Instruction: Return exactly the lines that run from the one containing "Read out every word on this page." to the end of the entries, with both ends included.

-*-*-

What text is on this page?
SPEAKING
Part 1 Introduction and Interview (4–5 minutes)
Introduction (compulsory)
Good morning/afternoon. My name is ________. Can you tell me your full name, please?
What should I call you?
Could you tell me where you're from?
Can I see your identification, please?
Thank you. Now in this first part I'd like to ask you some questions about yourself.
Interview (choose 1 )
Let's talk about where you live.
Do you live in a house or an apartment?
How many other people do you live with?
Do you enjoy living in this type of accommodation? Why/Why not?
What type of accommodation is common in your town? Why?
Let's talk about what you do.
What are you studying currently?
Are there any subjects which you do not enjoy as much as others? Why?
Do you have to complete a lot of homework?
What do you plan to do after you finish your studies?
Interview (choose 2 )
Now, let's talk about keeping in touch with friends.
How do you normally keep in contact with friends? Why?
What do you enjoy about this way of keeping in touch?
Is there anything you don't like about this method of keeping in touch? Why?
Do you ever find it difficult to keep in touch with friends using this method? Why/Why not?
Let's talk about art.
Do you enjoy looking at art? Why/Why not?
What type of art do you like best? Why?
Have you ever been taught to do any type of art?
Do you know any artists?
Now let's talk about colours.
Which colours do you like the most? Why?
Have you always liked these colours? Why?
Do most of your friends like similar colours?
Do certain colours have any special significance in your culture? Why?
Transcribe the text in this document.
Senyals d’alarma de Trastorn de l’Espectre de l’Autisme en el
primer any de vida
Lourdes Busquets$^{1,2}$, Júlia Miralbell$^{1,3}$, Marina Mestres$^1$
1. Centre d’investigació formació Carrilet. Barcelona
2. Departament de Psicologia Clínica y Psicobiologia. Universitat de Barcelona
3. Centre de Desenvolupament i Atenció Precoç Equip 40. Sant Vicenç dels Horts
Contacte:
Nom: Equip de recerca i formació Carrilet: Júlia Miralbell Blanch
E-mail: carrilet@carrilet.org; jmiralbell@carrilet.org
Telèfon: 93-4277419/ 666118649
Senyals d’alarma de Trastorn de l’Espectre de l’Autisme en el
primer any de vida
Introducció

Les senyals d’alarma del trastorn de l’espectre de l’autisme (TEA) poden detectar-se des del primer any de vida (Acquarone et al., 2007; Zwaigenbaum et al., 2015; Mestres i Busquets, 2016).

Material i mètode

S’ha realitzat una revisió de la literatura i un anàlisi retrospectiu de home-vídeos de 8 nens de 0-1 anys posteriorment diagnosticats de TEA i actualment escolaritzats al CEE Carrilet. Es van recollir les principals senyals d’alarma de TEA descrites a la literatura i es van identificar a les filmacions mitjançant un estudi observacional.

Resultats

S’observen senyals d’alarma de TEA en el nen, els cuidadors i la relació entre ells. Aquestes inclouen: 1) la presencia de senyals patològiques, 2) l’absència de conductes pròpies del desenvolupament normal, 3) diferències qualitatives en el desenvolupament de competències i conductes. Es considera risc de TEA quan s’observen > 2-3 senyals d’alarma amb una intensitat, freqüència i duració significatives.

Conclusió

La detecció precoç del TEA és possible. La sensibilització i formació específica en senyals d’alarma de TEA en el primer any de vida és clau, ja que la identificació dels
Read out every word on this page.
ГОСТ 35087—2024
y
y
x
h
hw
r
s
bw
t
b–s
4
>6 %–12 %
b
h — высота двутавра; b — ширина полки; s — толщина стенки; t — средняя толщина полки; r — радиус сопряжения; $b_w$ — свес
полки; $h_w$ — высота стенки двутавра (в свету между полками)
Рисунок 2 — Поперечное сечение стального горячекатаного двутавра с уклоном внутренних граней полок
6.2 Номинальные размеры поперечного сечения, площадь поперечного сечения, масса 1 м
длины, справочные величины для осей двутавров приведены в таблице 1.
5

-*-*-

In response:
Read out every word on this page.
ГОСТ 35087—2024
y
y
x
h
hw
r
s
bw
t
b–s
4
>6 %–12 %
b
h — высота двутавра; b — ширина полки; s — толщина стенки; t — средняя толщина полки; r — радиус сопряжения; $b_w$ — свес
полки; $h_w$ — высота стенки двутавра (в свету между полками)
Рисунок 2 — Поперечное сечение стального горячекатаного двутавра с уклоном внутренних граней полок
6.2 Номинальные размеры поперечного сечения, площадь поперечного сечения, масса 1 м
длины, справочные величины для осей двутавров приведены в таблице 1.
5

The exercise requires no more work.